■ **Assignment**: Among the entries below, find each line holding "randomised" and return it.
=== Section Start ===
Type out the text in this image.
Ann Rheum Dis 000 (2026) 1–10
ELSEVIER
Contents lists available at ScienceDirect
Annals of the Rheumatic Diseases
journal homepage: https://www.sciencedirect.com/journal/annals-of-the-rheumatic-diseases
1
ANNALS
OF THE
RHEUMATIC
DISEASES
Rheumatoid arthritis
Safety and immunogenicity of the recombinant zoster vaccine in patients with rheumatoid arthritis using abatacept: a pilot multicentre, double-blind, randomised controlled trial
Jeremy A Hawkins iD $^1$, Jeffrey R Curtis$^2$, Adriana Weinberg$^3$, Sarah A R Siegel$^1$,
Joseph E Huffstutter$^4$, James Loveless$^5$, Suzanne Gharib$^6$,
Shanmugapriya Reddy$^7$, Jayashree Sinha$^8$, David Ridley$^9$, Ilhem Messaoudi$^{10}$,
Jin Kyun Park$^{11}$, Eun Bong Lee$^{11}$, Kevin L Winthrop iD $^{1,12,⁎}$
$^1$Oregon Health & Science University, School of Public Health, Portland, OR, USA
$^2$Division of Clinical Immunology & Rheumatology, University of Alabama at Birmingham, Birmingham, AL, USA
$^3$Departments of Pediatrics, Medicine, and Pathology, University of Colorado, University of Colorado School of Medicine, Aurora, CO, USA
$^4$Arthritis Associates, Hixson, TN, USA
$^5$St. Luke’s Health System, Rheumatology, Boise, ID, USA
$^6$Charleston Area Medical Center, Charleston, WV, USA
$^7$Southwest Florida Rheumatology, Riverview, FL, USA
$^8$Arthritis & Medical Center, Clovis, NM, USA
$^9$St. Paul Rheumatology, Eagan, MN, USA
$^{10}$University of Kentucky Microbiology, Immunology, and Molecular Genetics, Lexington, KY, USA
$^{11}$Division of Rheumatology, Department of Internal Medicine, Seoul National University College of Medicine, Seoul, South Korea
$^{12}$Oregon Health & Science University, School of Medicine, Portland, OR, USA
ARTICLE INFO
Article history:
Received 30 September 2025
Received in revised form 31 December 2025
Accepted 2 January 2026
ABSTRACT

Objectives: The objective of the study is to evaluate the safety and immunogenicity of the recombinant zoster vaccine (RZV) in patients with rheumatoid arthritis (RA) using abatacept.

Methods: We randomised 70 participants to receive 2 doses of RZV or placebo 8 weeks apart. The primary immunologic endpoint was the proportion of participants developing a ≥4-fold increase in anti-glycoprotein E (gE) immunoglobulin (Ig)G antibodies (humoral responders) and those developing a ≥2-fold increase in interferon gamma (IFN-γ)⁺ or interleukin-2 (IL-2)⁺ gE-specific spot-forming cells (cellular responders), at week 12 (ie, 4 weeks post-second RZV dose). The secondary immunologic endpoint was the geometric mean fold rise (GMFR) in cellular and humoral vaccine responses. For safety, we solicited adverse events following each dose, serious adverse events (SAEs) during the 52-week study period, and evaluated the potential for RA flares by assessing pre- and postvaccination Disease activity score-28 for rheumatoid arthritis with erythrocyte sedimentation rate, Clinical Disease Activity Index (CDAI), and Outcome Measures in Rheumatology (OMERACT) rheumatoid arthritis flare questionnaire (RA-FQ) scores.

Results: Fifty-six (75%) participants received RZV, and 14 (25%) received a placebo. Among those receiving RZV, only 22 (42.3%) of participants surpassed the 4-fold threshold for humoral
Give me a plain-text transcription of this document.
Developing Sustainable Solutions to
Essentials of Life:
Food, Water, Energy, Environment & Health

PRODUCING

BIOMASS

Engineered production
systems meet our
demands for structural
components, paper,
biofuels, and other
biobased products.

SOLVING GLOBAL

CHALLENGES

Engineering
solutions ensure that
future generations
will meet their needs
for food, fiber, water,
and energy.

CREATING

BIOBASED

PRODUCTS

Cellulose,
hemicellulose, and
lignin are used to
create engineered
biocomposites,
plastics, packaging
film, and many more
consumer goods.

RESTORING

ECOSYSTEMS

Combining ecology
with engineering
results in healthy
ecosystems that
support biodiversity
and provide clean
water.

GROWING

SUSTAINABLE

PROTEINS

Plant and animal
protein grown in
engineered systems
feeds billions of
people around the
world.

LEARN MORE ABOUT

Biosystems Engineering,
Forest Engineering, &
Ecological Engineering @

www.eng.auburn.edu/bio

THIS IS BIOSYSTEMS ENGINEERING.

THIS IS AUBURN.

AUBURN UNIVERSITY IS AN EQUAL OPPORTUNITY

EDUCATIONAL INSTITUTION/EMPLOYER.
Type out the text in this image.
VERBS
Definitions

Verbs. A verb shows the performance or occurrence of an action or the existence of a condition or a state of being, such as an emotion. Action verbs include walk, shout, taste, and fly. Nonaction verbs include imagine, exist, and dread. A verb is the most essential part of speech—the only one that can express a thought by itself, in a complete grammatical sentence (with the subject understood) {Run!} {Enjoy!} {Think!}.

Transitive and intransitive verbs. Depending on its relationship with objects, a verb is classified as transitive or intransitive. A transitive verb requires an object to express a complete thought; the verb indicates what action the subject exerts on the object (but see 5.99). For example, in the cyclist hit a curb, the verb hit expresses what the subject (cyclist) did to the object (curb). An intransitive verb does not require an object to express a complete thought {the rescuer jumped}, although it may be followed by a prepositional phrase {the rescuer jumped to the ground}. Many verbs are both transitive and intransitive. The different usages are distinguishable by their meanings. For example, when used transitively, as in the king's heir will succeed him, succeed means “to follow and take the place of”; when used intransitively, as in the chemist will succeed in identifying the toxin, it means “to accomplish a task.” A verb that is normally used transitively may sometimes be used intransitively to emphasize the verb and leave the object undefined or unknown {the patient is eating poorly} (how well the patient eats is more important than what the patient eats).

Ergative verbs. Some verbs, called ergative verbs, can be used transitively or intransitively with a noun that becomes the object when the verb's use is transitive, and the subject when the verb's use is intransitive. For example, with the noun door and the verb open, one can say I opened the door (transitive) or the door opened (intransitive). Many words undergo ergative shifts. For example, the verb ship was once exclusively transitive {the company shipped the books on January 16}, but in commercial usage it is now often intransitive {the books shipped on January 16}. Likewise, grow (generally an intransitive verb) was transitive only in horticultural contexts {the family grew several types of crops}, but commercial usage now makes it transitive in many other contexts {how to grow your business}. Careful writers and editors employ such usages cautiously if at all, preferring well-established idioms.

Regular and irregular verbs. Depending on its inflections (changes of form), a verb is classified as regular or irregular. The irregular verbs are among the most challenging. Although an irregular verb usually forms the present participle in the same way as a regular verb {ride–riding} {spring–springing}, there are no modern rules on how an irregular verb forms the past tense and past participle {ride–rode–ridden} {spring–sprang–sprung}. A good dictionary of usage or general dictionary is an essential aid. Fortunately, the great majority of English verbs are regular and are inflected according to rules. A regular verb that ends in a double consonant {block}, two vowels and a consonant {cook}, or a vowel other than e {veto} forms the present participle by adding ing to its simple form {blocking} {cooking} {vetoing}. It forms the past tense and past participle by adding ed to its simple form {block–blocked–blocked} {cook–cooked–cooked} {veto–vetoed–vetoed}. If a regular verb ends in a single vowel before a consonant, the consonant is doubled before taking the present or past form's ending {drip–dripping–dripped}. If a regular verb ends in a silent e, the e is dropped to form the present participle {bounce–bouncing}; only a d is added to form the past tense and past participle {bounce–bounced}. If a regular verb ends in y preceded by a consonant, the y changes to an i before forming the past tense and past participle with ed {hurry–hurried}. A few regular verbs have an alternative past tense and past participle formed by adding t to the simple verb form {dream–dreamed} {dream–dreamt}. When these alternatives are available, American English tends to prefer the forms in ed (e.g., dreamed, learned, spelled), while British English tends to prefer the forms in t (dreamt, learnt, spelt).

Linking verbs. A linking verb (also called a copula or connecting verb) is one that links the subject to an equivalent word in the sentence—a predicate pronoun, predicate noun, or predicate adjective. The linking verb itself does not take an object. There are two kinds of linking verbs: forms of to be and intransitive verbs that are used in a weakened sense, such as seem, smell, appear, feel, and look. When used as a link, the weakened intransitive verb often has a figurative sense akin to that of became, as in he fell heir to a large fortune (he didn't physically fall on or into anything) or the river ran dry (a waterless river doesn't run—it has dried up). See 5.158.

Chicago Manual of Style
=== Section End ===
■ **Response to this exercise**:
Safety and immunogenicity of the recombinant zoster vaccine in patients with rheumatoid arthritis using abatacept: a pilot multicentre, double-blind, randomised controlled trial
Methods: We randomised 70 participants to receive 2 doses of RZV or placebo 8 weeks apart. The primary immunologic endpoint was the proportion of participants developing a ≥4-fold increase in anti-glycoprotein E (gE) immunoglobulin (Ig)G antibodies (humoral responders) and those developing a ≥2-fold increase in interferon gamma (IFN-γ)⁺ or interleukin-2 (IL-2)⁺ gE-specific spot-forming cells (cellular responders), at week 12 (ie, 4 weeks post-second RZV dose). The secondary immunologic endpoint was the geometric mean fold rise (GMFR) in cellular and humoral vaccine responses. For safety, we solicited adverse events following each dose, serious adverse events (SAEs) during the 52-week study period, and evaluated the potential for RA flares by assessing pre- and postvaccination Disease activity score-28 for rheumatoid arthritis with erythrocyte sedimentation rate, Clinical Disease Activity Index (CDAI), and Outcome Measures in Rheumatology (OMERACT) rheumatoid arthritis flare questionnaire (RA-FQ) scores.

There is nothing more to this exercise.